BEGIN Task inputs
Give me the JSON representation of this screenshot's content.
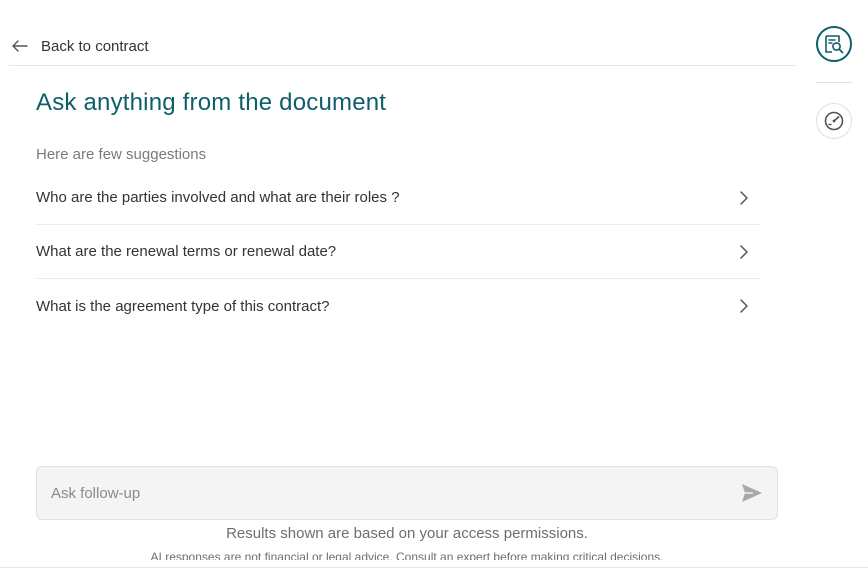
{
  "nav": {
    "back_label": "Back to contract"
  },
  "main": {
    "title": "Ask anything from the document",
    "suggestions_heading": "Here are few suggestions",
    "suggestions": [
      {
        "label": "Who are the parties involved and what are their roles ?"
      },
      {
        "label": "What are the renewal terms or renewal date?"
      },
      {
        "label": "What is the agreement type of this contract?"
      }
    ]
  },
  "composer": {
    "placeholder": "Ask follow-up",
    "value": ""
  },
  "footer": {
    "permissions_note": "Results shown are based on your access permissions.",
    "disclaimer": "AI responses are not financial or legal advice. Consult an expert before making critical decisions."
  },
  "rail": {
    "items": [
      {
        "icon": "document-search-icon",
        "active": true
      },
      {
        "icon": "speedometer-icon",
        "active": false
      }
    ]
  },
  "colors": {
    "accent": "#0e5f6b",
    "text": "#333333",
    "muted": "#7a7a7a",
    "input_bg": "#f4f4f4"
  }
}
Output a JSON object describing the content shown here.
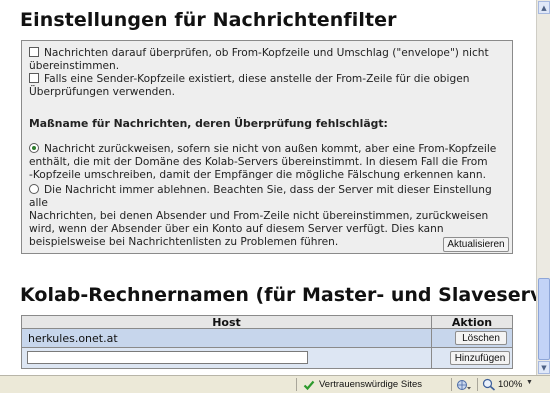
{
  "settings": {
    "title": "Einstellungen für Nachrichtenfilter",
    "check_envelope": "Nachrichten darauf überprüfen, ob From-Kopfzeile und Umschlag (\"envelope\") nicht übereinstimmen.",
    "check_sender_line1": "Falls eine Sender-Kopfzeile existiert, diese anstelle der From-Zeile für die obigen",
    "check_sender_line2": "Überprüfungen verwenden.",
    "measure_heading": "Maßname für Nachrichten, deren Überprüfung fehlschlägt:",
    "option_reject_foreign_l1": "Nachricht zurückweisen, sofern sie nicht von außen kommt, aber eine From-Kopfzeile",
    "option_reject_foreign_l2": "enthält, die mit der Domäne des Kolab-Servers übereinstimmt. In diesem Fall die From",
    "option_reject_foreign_l3": "-Kopfzeile umschreiben, damit der Empfänger die mögliche Fälschung erkennen kann.",
    "option_always_reject_l1": "Die Nachricht immer ablehnen. Beachten Sie, dass der Server mit dieser Einstellung alle",
    "option_always_reject_l2": "Nachrichten, bei denen Absender und From-Zeile nicht übereinstimmen, zurückweisen",
    "option_always_reject_l3": "wird, wenn der Absender über ein Konto auf diesem Server verfügt. Dies kann",
    "option_always_reject_l4": "beispielsweise bei Nachrichtenlisten zu Problemen führen.",
    "update_button": "Aktualisieren"
  },
  "hosts": {
    "title": "Kolab-Rechnernamen (für Master- und Slaveserver)",
    "col_host": "Host",
    "col_action": "Aktion",
    "rows": [
      {
        "host": "herkules.onet.at",
        "action": "Löschen"
      }
    ],
    "new_host_value": "",
    "add_button": "Hinzufügen"
  },
  "statusbar": {
    "zone": "Vertrauenswürdige Sites",
    "zoom": "100%"
  },
  "colors": {
    "panel_bg": "#eeeeee",
    "row_bg": "#c7d6ec",
    "status_bg": "#ece9d8"
  }
}
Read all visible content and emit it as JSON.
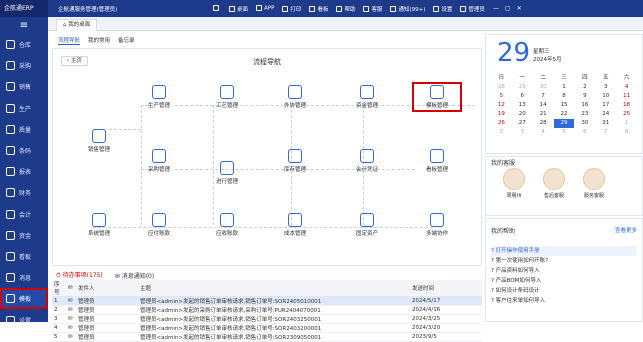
{
  "app": {
    "logo": "企航通ERP",
    "title": "企航通服务管理(管理员)"
  },
  "toolbar": [
    {
      "label": "",
      "icon": "cart-icon"
    },
    {
      "label": "桌面",
      "icon": "desktop-icon"
    },
    {
      "label": "APP",
      "icon": "phone-icon"
    },
    {
      "label": "打印",
      "icon": "print-icon"
    },
    {
      "label": "看板",
      "icon": "board-icon"
    },
    {
      "label": "帮助",
      "icon": "help-icon"
    },
    {
      "label": "客服",
      "icon": "service-icon"
    },
    {
      "label": "通知(99+)",
      "icon": "bell-icon"
    },
    {
      "label": "设置",
      "icon": "gear-icon"
    },
    {
      "label": "管理员",
      "icon": "user-icon"
    }
  ],
  "tab": {
    "label": "我的桌面"
  },
  "sidebar": [
    {
      "label": "仓库",
      "icon": "warehouse-icon"
    },
    {
      "label": "采购",
      "icon": "cart-icon"
    },
    {
      "label": "销售",
      "icon": "sales-icon"
    },
    {
      "label": "生产",
      "icon": "factory-icon"
    },
    {
      "label": "质量",
      "icon": "shield-icon"
    },
    {
      "label": "条码",
      "icon": "barcode-icon"
    },
    {
      "label": "报表",
      "icon": "report-icon"
    },
    {
      "label": "财务",
      "icon": "finance-icon"
    },
    {
      "label": "会计",
      "icon": "accounting-icon"
    },
    {
      "label": "资金",
      "icon": "money-icon"
    },
    {
      "label": "看板",
      "icon": "board-icon"
    },
    {
      "label": "消息",
      "icon": "message-icon"
    },
    {
      "label": "模板",
      "icon": "template-icon"
    },
    {
      "label": "设置",
      "icon": "gear-icon"
    }
  ],
  "subtabs": [
    "流程导航",
    "我的常用",
    "备忘录"
  ],
  "flow": {
    "title": "流程导航",
    "home": "主页",
    "nodes": {
      "sales": "销售管理",
      "production": "生产管理",
      "craft": "工艺管理",
      "outsource": "外协管理",
      "funds": "资金管理",
      "template": "模板管理",
      "purchase": "采购管理",
      "stock": "库存管理",
      "accounting": "会计凭证",
      "board": "看板管理",
      "inbound": "进行管理",
      "system": "系统管理",
      "payable": "应付账款",
      "receivable": "应收账款",
      "cost": "成本管理",
      "assets": "固定资产",
      "collab": "多端协作"
    }
  },
  "todo": {
    "tab_todo": "待办事项(175)",
    "tab_msg": "消息通知(0)",
    "headers": [
      "序号",
      "发件人",
      "主题",
      "发送时间"
    ],
    "rows": [
      {
        "no": "1",
        "sender": "管理员",
        "subject": "管理员<admin>发起的销售订单审核请求,销售订单号:SOR2405010001",
        "time": "2024/5/17"
      },
      {
        "no": "2",
        "sender": "管理员",
        "subject": "管理员<admin>发起的采购订单审核请求,采购订单号:PUR2404070001",
        "time": "2024/4/16"
      },
      {
        "no": "3",
        "sender": "管理员",
        "subject": "管理员<admin>发起的销售订单审核请求,销售订单号:SOR2403250001",
        "time": "2024/3/25"
      },
      {
        "no": "4",
        "sender": "管理员",
        "subject": "管理员<admin>发起的销售订单审核请求,销售订单号:SOR2403200001",
        "time": "2024/3/20"
      },
      {
        "no": "5",
        "sender": "管理员",
        "subject": "管理员<admin>发起的销售订单审核请求,销售订单号:SOR2309050001",
        "time": "2023/9/5"
      }
    ]
  },
  "calendar": {
    "day": "29",
    "weekday": "星期三",
    "year_month": "2024年5月",
    "weekdays": [
      "日",
      "一",
      "二",
      "三",
      "四",
      "五",
      "六"
    ],
    "weeks": [
      [
        "28",
        "29",
        "30",
        "1",
        "2",
        "3",
        "4"
      ],
      [
        "5",
        "6",
        "7",
        "8",
        "9",
        "10",
        "11"
      ],
      [
        "12",
        "13",
        "14",
        "15",
        "16",
        "17",
        "18"
      ],
      [
        "19",
        "20",
        "21",
        "22",
        "23",
        "24",
        "25"
      ],
      [
        "26",
        "27",
        "28",
        "29",
        "30",
        "31",
        "1"
      ],
      [
        "2",
        "3",
        "4",
        "5",
        "6",
        "7",
        "8"
      ]
    ]
  },
  "service": {
    "title": "我的客服",
    "agents": [
      "周朋州",
      "售后客服",
      "服务客服"
    ]
  },
  "help": {
    "title": "我的帮助",
    "more": "查看更多",
    "items": [
      "打开操作使用手册",
      "第一次使用如何开账?",
      "产品资料如何导入",
      "产品BOM如何导入",
      "如何设计条码设计",
      "客户往来单如何导入"
    ]
  }
}
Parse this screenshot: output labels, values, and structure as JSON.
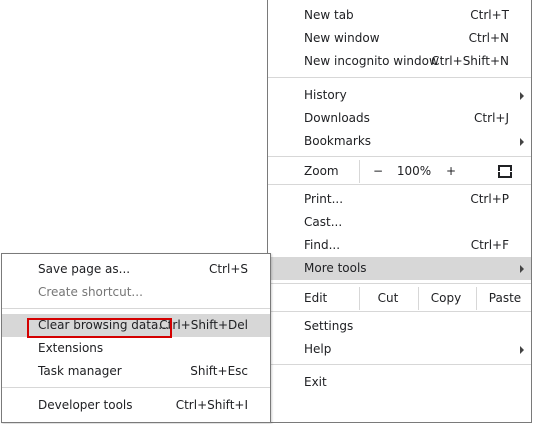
{
  "main_menu": {
    "new_tab": {
      "label": "New tab",
      "shortcut": "Ctrl+T"
    },
    "new_window": {
      "label": "New window",
      "shortcut": "Ctrl+N"
    },
    "new_incognito": {
      "label": "New incognito window",
      "shortcut": "Ctrl+Shift+N"
    },
    "history": {
      "label": "History"
    },
    "downloads": {
      "label": "Downloads",
      "shortcut": "Ctrl+J"
    },
    "bookmarks": {
      "label": "Bookmarks"
    },
    "zoom": {
      "label": "Zoom",
      "minus": "−",
      "value": "100%",
      "plus": "+"
    },
    "print": {
      "label": "Print...",
      "shortcut": "Ctrl+P"
    },
    "cast": {
      "label": "Cast..."
    },
    "find": {
      "label": "Find...",
      "shortcut": "Ctrl+F"
    },
    "more_tools": {
      "label": "More tools"
    },
    "edit": {
      "label": "Edit",
      "cut": "Cut",
      "copy": "Copy",
      "paste": "Paste"
    },
    "settings": {
      "label": "Settings"
    },
    "help": {
      "label": "Help"
    },
    "exit": {
      "label": "Exit"
    }
  },
  "sub_menu": {
    "save_page": {
      "label": "Save page as...",
      "shortcut": "Ctrl+S"
    },
    "create_shortcut": {
      "label": "Create shortcut..."
    },
    "clear_browsing": {
      "label": "Clear browsing data...",
      "shortcut": "Ctrl+Shift+Del"
    },
    "extensions": {
      "label": "Extensions"
    },
    "task_manager": {
      "label": "Task manager",
      "shortcut": "Shift+Esc"
    },
    "developer_tools": {
      "label": "Developer tools",
      "shortcut": "Ctrl+Shift+I"
    }
  },
  "colors": {
    "highlight": "#d7d7d7",
    "focus_box": "#d40000"
  },
  "icons": {
    "submenu_arrow": "chevron-right-icon",
    "fullscreen": "fullscreen-icon"
  }
}
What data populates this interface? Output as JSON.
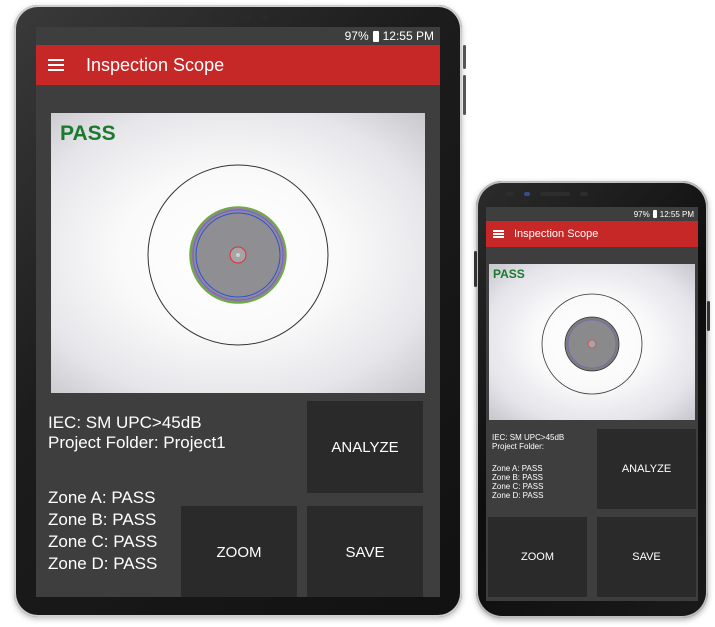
{
  "status": {
    "battery": "97%",
    "time": "12:55 PM"
  },
  "app": {
    "title": "Inspection Scope"
  },
  "result": {
    "label": "PASS",
    "color": "#1b7a2d"
  },
  "info": {
    "standard": "IEC: SM UPC>45dB",
    "tablet_folder": "Project Folder: Project1",
    "phone_folder": "Project Folder:"
  },
  "zones": [
    "Zone A: PASS",
    "Zone B: PASS",
    "Zone C: PASS",
    "Zone D: PASS"
  ],
  "buttons": {
    "analyze": "ANALYZE",
    "zoom": "ZOOM",
    "save": "SAVE"
  },
  "colors": {
    "appbar": "#c62828",
    "screen_bg": "#3e3e3e",
    "button_bg": "#2a2a2a"
  }
}
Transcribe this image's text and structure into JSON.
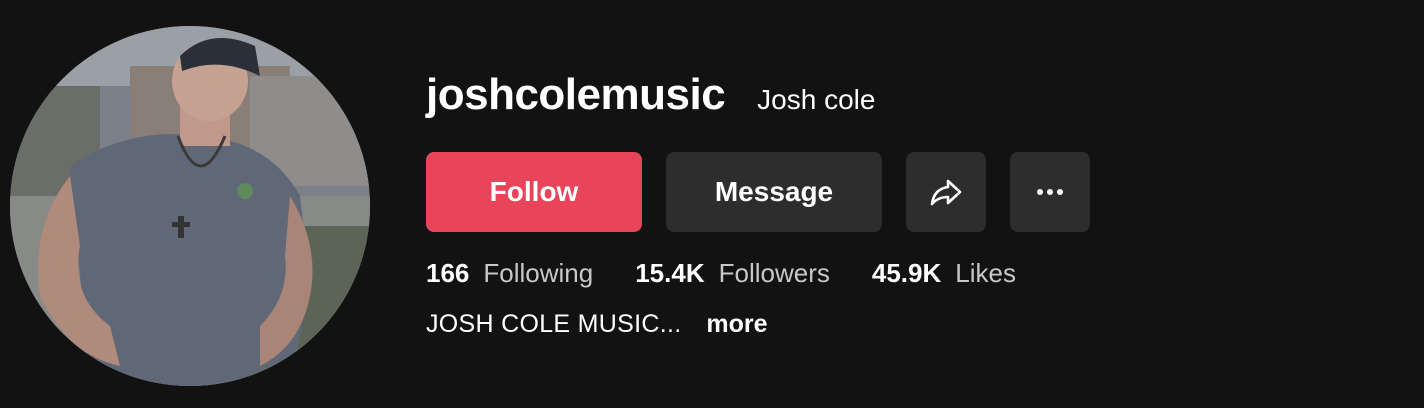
{
  "profile": {
    "username": "joshcolemusic",
    "nickname": "Josh cole",
    "avatar_icon": "profile-photo"
  },
  "actions": {
    "follow_label": "Follow",
    "message_label": "Message",
    "share_icon": "share-icon",
    "more_icon": "more-options-icon",
    "follow_color": "#e8445a",
    "secondary_color": "#2d2d2d"
  },
  "stats": {
    "following_count": "166",
    "following_label": "Following",
    "followers_count": "15.4K",
    "followers_label": "Followers",
    "likes_count": "45.9K",
    "likes_label": "Likes"
  },
  "bio": {
    "text": "JOSH COLE MUSIC...",
    "more_label": "more"
  }
}
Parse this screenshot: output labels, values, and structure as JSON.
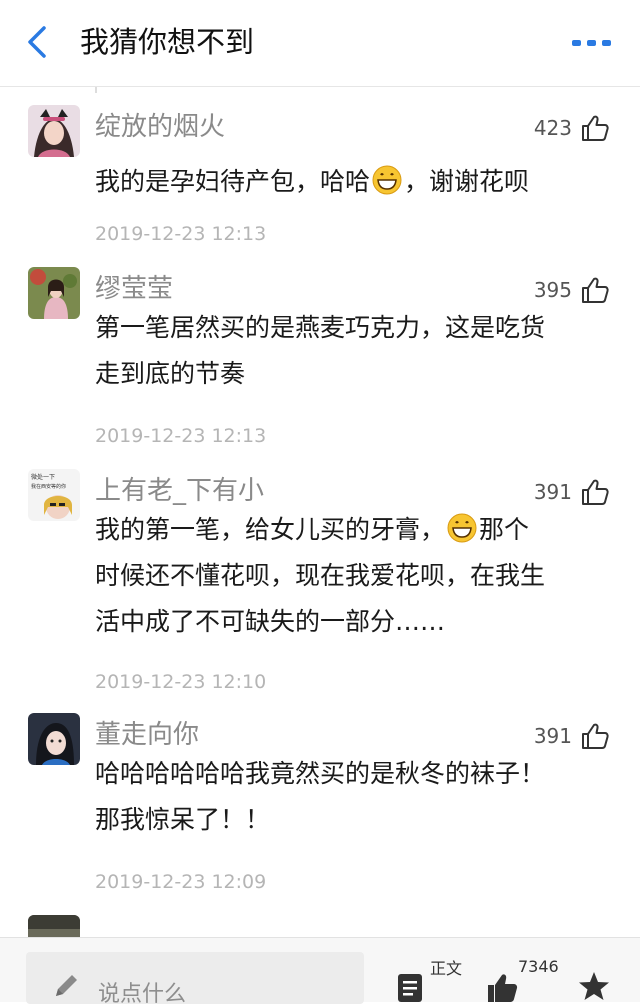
{
  "header": {
    "title": "我猜你想不到",
    "accent": "#2a7ae2"
  },
  "comments": [
    {
      "name": "绽放的烟火",
      "likes": "423",
      "text_before": "我的是孕妇待产包，哈哈",
      "text_after": "，谢谢花呗",
      "time": "2019-12-23 12:13"
    },
    {
      "name": "缪莹莹",
      "likes": "395",
      "text_line1": "第一笔居然买的是燕麦巧克力，这是吃货",
      "text_line2": "走到底的节奏",
      "time": "2019-12-23 12:13"
    },
    {
      "name": "上有老_下有小",
      "likes": "391",
      "text_line1_before": "我的第一笔，给女儿买的牙膏，",
      "text_line1_after": "那个",
      "text_line2": "时候还不懂花呗，现在我爱花呗，在我生",
      "text_line3": "活中成了不可缺失的一部分……",
      "avatar_text_1": "微处一下",
      "avatar_text_2": "我在西安等的你",
      "time": "2019-12-23 12:10"
    },
    {
      "name": "董走向你",
      "likes": "391",
      "text_line1": "哈哈哈哈哈哈我竟然买的是秋冬的袜子！",
      "text_line2": "那我惊呆了！！",
      "time": "2019-12-23 12:09"
    }
  ],
  "bottom_bar": {
    "input_placeholder": "说点什么",
    "article_label": "正文",
    "like_count": "7346"
  },
  "icons": {
    "back": "chevron-left-icon",
    "more": "more-dots-icon",
    "like": "thumbs-up-icon",
    "emoji": "grinning-face-icon",
    "pen": "pencil-icon",
    "article": "document-icon",
    "star": "star-icon"
  }
}
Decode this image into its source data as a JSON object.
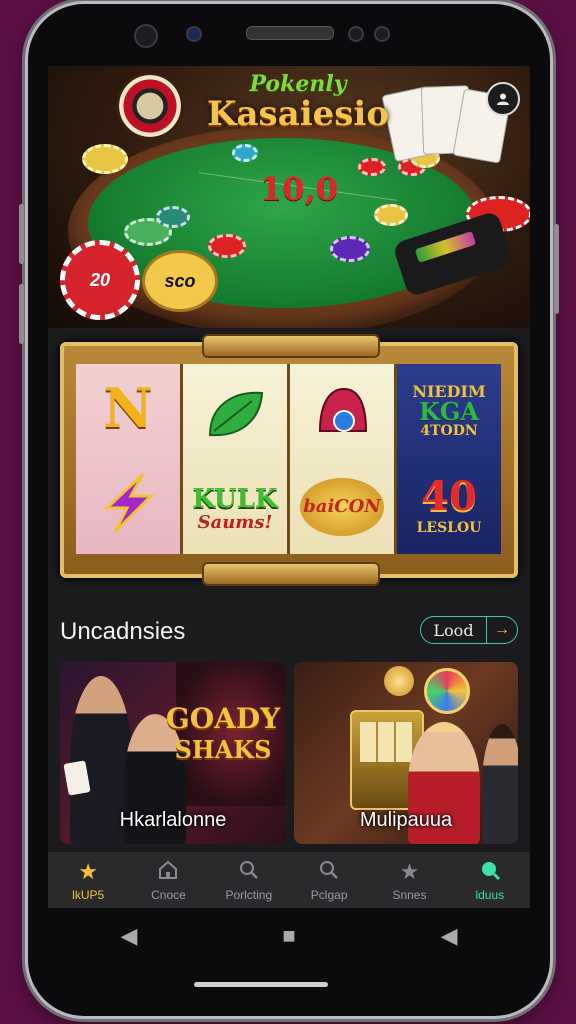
{
  "hero": {
    "title_top": "Pokenly",
    "title_main": "Kasaiesio",
    "amount": "10,0",
    "chip_left": "20",
    "chip_right": "sco"
  },
  "slots": {
    "reel1": {
      "sym_top": "N"
    },
    "reel3_word": "baiCON",
    "reel2_word": "KULK",
    "reel2_sub": "Saums!",
    "reel4_top1": "NIEDIM",
    "reel4_top2": "KGA",
    "reel4_top3": "4TODN",
    "reel4_num": "40",
    "reel4_sub": "LESLOU"
  },
  "section": {
    "title": "Uncadnsies",
    "load_label": "Lood",
    "load_arrow": "→"
  },
  "games": [
    {
      "label": "Hkarlalonne",
      "banner1": "GOADY",
      "banner2": "SHAKS"
    },
    {
      "label": "Mulipauua"
    }
  ],
  "bottom_nav": [
    {
      "label": "lkUP5",
      "icon": "star-icon"
    },
    {
      "label": "Cnoce",
      "icon": "home-icon"
    },
    {
      "label": "Porlcting",
      "icon": "search-icon"
    },
    {
      "label": "Pclgap",
      "icon": "search-icon"
    },
    {
      "label": "Snnes",
      "icon": "star-icon"
    },
    {
      "label": "lduus",
      "icon": "search-icon"
    }
  ],
  "colors": {
    "background": "#5a1043",
    "accent_gold": "#f2c33a",
    "accent_teal": "#3ee0a8"
  }
}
END Task inputs
Work out how many lines in the records above hold the string "document", then give only that count.

3